[Exercise inputs start]

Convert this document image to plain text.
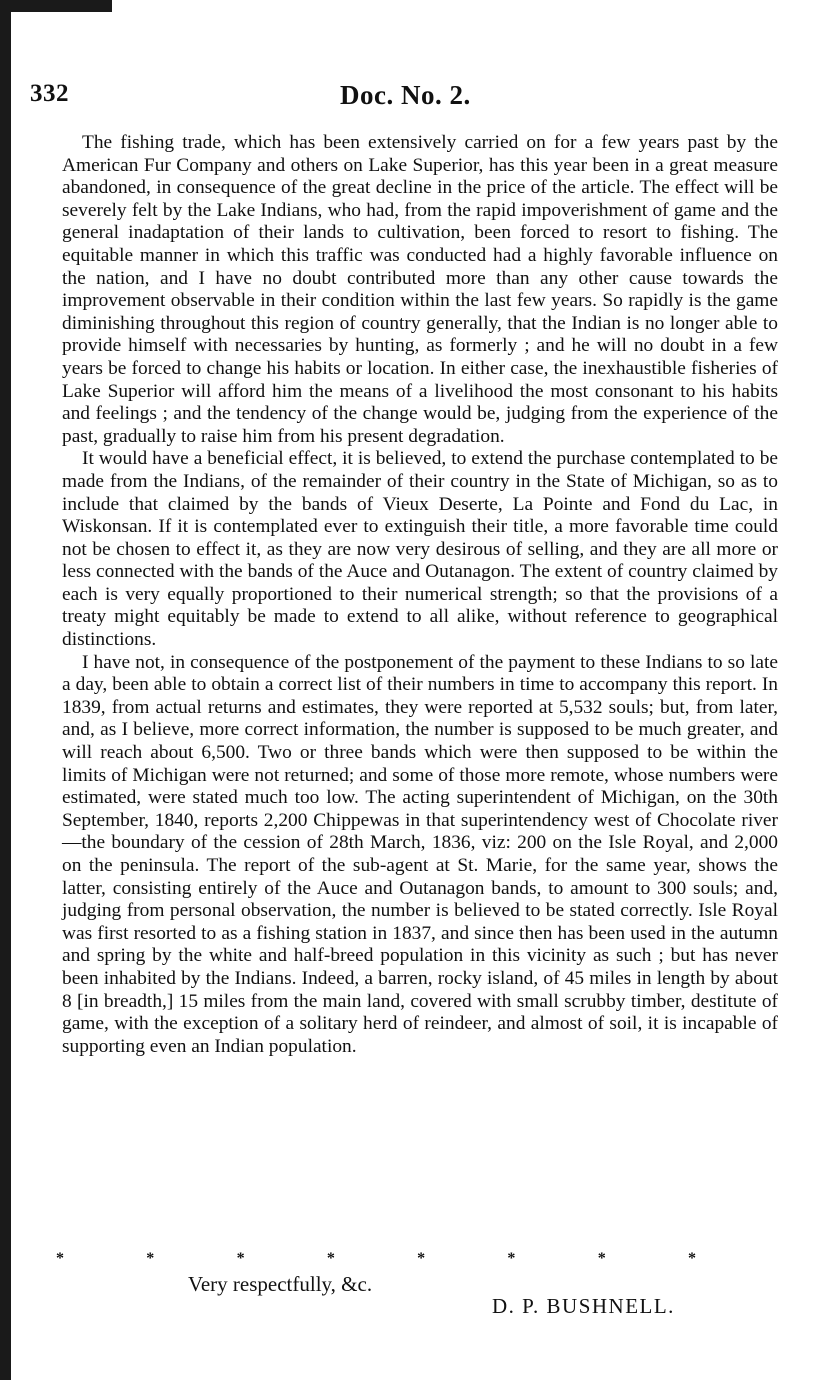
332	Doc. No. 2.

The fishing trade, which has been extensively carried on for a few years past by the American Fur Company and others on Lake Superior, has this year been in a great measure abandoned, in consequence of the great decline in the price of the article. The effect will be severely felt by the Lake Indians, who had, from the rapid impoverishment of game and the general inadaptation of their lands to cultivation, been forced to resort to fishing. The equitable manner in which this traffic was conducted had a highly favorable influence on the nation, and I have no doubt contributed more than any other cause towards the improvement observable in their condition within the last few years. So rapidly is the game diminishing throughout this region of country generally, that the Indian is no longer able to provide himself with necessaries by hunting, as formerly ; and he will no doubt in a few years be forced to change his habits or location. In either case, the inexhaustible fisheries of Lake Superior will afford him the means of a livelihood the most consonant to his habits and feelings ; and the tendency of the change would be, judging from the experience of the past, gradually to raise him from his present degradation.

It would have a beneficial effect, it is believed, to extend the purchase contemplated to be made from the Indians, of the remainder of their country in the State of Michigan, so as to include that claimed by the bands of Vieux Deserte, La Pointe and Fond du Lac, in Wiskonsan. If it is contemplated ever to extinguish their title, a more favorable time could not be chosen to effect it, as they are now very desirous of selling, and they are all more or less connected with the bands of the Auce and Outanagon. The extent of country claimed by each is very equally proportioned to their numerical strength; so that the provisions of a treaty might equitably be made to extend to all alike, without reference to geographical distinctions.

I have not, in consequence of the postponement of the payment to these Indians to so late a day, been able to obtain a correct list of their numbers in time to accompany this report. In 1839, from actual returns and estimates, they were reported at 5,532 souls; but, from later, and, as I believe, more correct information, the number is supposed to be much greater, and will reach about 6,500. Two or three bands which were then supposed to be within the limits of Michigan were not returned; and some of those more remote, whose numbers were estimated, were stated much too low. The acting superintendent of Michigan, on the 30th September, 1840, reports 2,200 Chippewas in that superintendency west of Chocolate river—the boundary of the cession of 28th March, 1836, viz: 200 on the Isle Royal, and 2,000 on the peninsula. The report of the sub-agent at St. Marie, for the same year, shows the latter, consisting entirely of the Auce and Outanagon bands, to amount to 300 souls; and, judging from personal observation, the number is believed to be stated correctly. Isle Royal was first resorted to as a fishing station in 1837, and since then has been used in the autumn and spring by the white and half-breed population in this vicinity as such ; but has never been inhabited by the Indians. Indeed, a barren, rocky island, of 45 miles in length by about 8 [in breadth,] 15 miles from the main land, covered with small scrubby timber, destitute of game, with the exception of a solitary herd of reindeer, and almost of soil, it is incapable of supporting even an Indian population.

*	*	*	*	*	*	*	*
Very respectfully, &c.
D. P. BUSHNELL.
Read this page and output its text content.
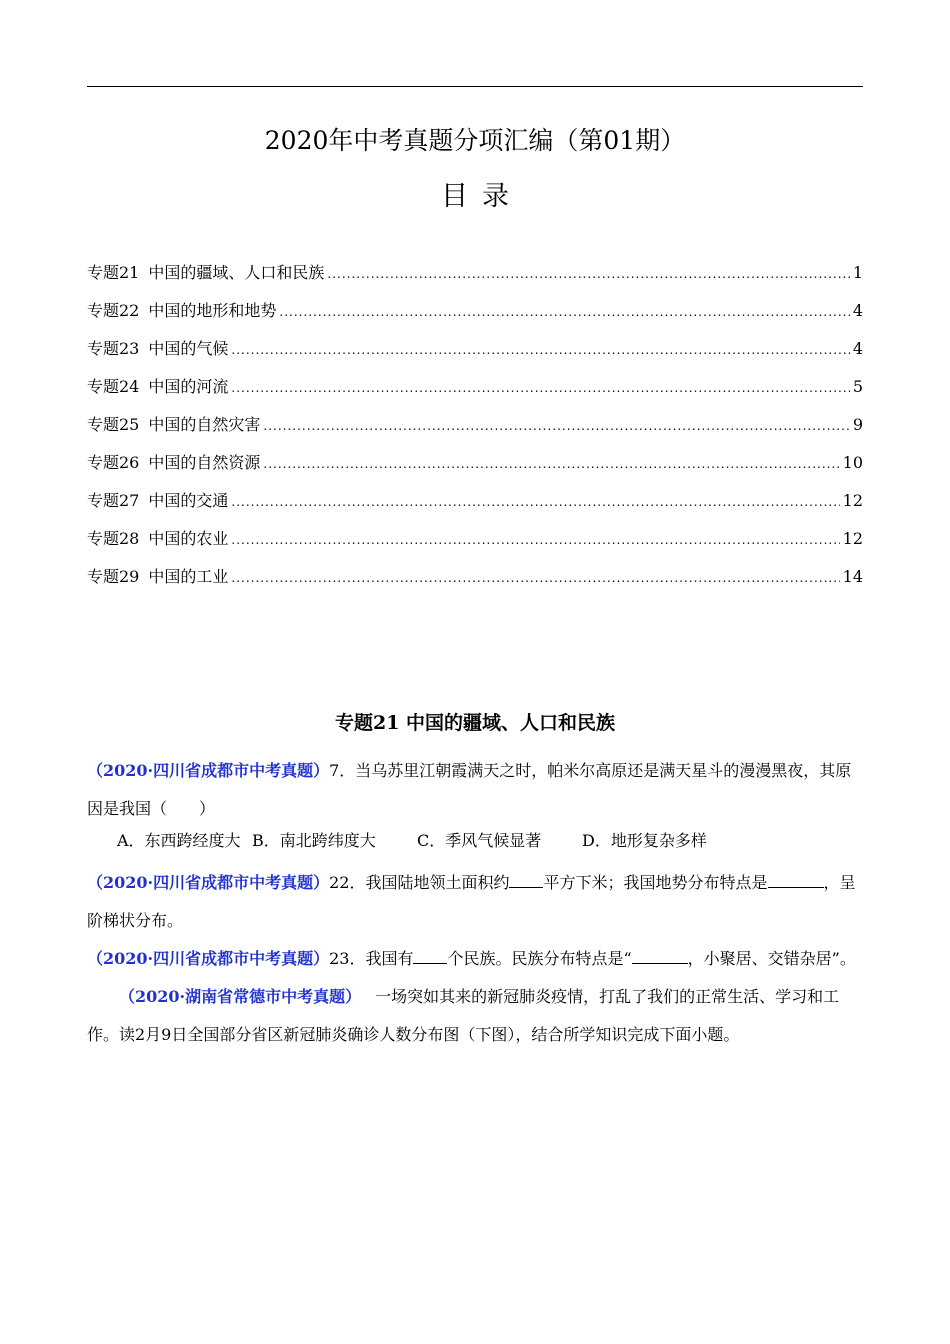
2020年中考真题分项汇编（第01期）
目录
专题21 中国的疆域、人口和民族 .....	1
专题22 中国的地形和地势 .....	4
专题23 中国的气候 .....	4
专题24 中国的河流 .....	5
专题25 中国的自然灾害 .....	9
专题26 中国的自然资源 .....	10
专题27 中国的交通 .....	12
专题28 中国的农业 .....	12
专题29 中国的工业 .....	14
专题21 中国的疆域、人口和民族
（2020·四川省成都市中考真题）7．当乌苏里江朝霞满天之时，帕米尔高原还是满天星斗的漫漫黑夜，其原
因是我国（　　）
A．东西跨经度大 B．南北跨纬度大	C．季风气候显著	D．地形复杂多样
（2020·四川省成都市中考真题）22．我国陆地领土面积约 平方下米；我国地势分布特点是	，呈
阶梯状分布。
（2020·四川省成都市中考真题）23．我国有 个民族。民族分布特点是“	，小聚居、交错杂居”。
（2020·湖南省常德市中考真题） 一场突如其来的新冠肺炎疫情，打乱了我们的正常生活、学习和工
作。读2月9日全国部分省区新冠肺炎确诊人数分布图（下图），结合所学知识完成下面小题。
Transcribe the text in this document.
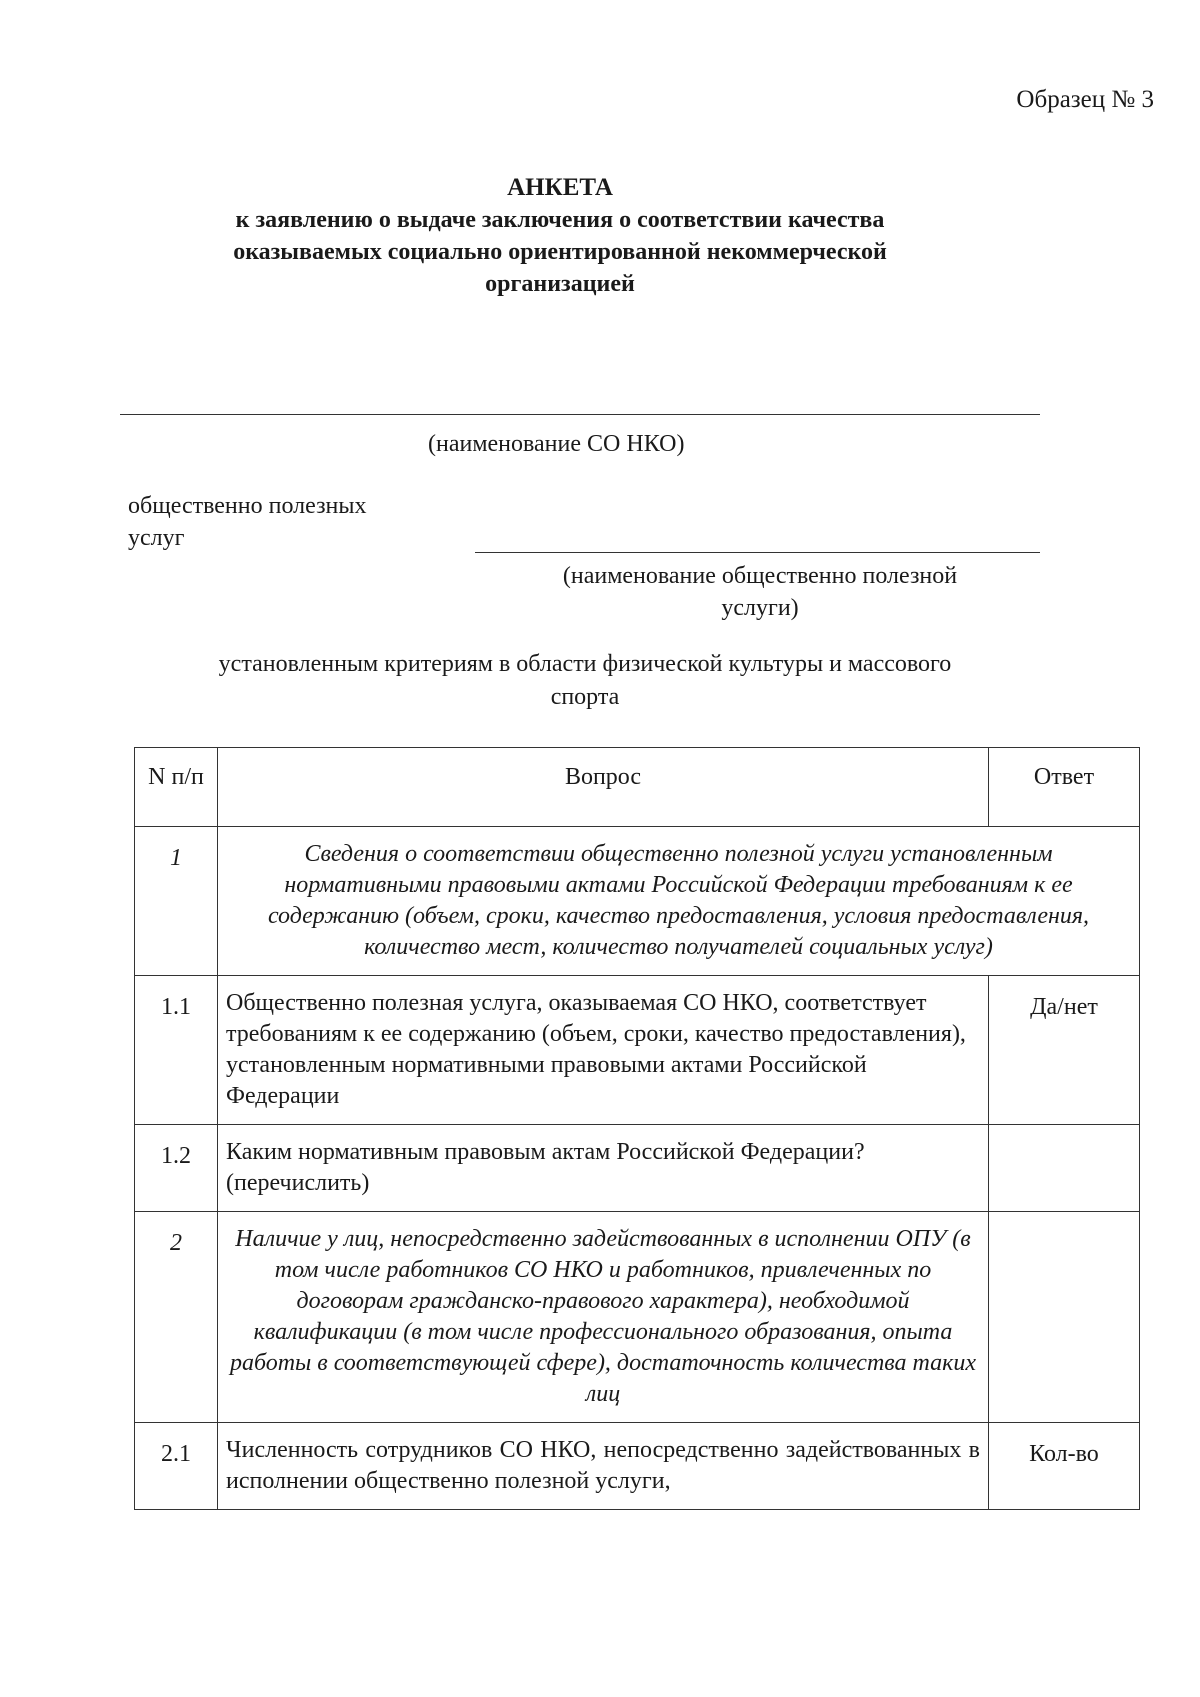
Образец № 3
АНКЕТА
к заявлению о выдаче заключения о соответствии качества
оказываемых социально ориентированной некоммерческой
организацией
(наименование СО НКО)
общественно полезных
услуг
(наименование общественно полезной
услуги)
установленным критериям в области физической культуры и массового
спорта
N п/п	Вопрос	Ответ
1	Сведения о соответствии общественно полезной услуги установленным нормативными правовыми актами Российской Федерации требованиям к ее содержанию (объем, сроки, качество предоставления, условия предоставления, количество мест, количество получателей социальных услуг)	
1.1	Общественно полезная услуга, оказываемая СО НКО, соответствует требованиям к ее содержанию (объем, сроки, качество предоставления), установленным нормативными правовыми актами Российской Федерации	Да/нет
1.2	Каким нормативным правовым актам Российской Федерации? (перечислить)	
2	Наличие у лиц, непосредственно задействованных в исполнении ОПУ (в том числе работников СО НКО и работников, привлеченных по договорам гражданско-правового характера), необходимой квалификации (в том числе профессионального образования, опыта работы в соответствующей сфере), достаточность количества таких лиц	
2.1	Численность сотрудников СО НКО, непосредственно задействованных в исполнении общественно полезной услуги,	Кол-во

[Exercise inputs end]

What you have to do:
Extract the full listing exactly, with the pictures left out.

Output for this task:
Convert this document image to plain text.
332	Doc. No. 2.

The fishing trade, which has been extensively carried on for a few years past by the American Fur Company and others on Lake Superior, has this year been in a great measure abandoned, in consequence of the great decline in the price of the article. The effect will be severely felt by the Lake Indians, who had, from the rapid impoverishment of game and the general inadaptation of their lands to cultivation, been forced to resort to fishing. The equitable manner in which this traffic was conducted had a highly favorable influence on the nation, and I have no doubt contributed more than any other cause towards the improvement observable in their condition within the last few years. So rapidly is the game diminishing throughout this region of country generally, that the Indian is no longer able to provide himself with necessaries by hunting, as formerly ; and he will no doubt in a few years be forced to change his habits or location. In either case, the inexhaustible fisheries of Lake Superior will afford him the means of a livelihood the most consonant to his habits and feelings ; and the tendency of the change would be, judging from the experience of the past, gradually to raise him from his present degradation.

It would have a beneficial effect, it is believed, to extend the purchase contemplated to be made from the Indians, of the remainder of their country in the State of Michigan, so as to include that claimed by the bands of Vieux Deserte, La Pointe and Fond du Lac, in Wiskonsan. If it is contemplated ever to extinguish their title, a more favorable time could not be chosen to effect it, as they are now very desirous of selling, and they are all more or less connected with the bands of the Auce and Outanagon. The extent of country claimed by each is very equally proportioned to their numerical strength; so that the provisions of a treaty might equitably be made to extend to all alike, without reference to geographical distinctions.

I have not, in consequence of the postponement of the payment to these Indians to so late a day, been able to obtain a correct list of their numbers in time to accompany this report. In 1839, from actual returns and estimates, they were reported at 5,532 souls; but, from later, and, as I believe, more correct information, the number is supposed to be much greater, and will reach about 6,500. Two or three bands which were then supposed to be within the limits of Michigan were not returned; and some of those more remote, whose numbers were estimated, were stated much too low. The acting superintendent of Michigan, on the 30th September, 1840, reports 2,200 Chippewas in that superintendency west of Chocolate river—the boundary of the cession of 28th March, 1836, viz: 200 on the Isle Royal, and 2,000 on the peninsula. The report of the sub-agent at St. Marie, for the same year, shows the latter, consisting entirely of the Auce and Outanagon bands, to amount to 300 souls; and, judging from personal observation, the number is believed to be stated correctly. Isle Royal was first resorted to as a fishing station in 1837, and since then has been used in the autumn and spring by the white and half-breed population in this vicinity as such ; but has never been inhabited by the Indians. Indeed, a barren, rocky island, of 45 miles in length by about 8 [in breadth,] 15 miles from the main land, covered with small scrubby timber, destitute of game, with the exception of a solitary herd of reindeer, and almost of soil, it is incapable of supporting even an Indian population.

*	*	*	*	*	*	*	*
Very respectfully, &c.
D. P. BUSHNELL.
Read this page and output its text content.
2020年中考真题分项汇编（第01期）
目录
专题21 中国的疆域、人口和民族 .....	1
专题22 中国的地形和地势 .....	4
专题23 中国的气候 .....	4
专题24 中国的河流 .....	5
专题25 中国的自然灾害 .....	9
专题26 中国的自然资源 .....	10
专题27 中国的交通 .....	12
专题28 中国的农业 .....	12
专题29 中国的工业 .....	14
专题21 中国的疆域、人口和民族
（2020·四川省成都市中考真题）7．当乌苏里江朝霞满天之时，帕米尔高原还是满天星斗的漫漫黑夜，其原
因是我国（　　）
A．东西跨经度大 B．南北跨纬度大	C．季风气候显著	D．地形复杂多样
（2020·四川省成都市中考真题）22．我国陆地领土面积约 平方下米；我国地势分布特点是	，呈
阶梯状分布。
（2020·四川省成都市中考真题）23．我国有 个民族。民族分布特点是“	，小聚居、交错杂居”。
（2020·湖南省常德市中考真题） 一场突如其来的新冠肺炎疫情，打乱了我们的正常生活、学习和工
作。读2月9日全国部分省区新冠肺炎确诊人数分布图（下图），结合所学知识完成下面小题。
Transcribe the text in this document.
Образец № 3
АНКЕТА
к заявлению о выдаче заключения о соответствии качества
оказываемых социально ориентированной некоммерческой
организацией
(наименование СО НКО)
общественно полезных
услуг
(наименование общественно полезной
услуги)
установленным критериям в области физической культуры и массового
спорта
N п/п	Вопрос	Ответ
1	Сведения о соответствии общественно полезной услуги установленным нормативными правовыми актами Российской Федерации требованиям к ее содержанию (объем, сроки, качество предоставления, условия предоставления, количество мест, количество получателей социальных услуг)	
1.1	Общественно полезная услуга, оказываемая СО НКО, соответствует требованиям к ее содержанию (объем, сроки, качество предоставления), установленным нормативными правовыми актами Российской Федерации	Да/нет
1.2	Каким нормативным правовым актам Российской Федерации? (перечислить)	
2	Наличие у лиц, непосредственно задействованных в исполнении ОПУ (в том числе работников СО НКО и работников, привлеченных по договорам гражданско-правового характера), необходимой квалификации (в том числе профессионального образования, опыта работы в соответствующей сфере), достаточность количества таких лиц	
2.1	Численность сотрудников СО НКО, непосредственно задействованных в исполнении общественно полезной услуги,	Кол-во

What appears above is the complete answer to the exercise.